:: Supplied data ::
-------------------------

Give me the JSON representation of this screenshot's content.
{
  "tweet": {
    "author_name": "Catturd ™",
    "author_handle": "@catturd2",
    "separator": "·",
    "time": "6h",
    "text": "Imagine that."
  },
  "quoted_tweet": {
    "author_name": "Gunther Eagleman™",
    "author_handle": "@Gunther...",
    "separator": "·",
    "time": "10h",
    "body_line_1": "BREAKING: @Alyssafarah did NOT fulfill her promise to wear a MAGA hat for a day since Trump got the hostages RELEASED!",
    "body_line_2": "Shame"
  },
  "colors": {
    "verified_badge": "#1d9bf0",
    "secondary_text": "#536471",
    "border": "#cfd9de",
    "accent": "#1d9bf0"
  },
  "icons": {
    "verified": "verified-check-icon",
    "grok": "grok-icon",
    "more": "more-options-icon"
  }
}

-------------------------

:: Exercise objective ::
Reproduce all of the records exactly.

:: Final result ::
Give me the JSON representation of this screenshot's content.
{
  "tweet": {
    "author_name": "Catturd ™",
    "author_handle": "@catturd2",
    "separator": "·",
    "time": "6h",
    "text": "Imagine that."
  },
  "quoted_tweet": {
    "author_name": "Gunther Eagleman™",
    "author_handle": "@Gunther...",
    "separator": "·",
    "time": "10h",
    "body_line_1": "BREAKING: @Alyssafarah did NOT fulfill her promise to wear a MAGA hat for a day since Trump got the hostages RELEASED!",
    "body_line_2": "Shame"
  },
  "colors": {
    "verified_badge": "#1d9bf0",
    "secondary_text": "#536471",
    "border": "#cfd9de",
    "accent": "#1d9bf0"
  },
  "icons": {
    "verified": "verified-check-icon",
    "grok": "grok-icon",
    "more": "more-options-icon"
  }
}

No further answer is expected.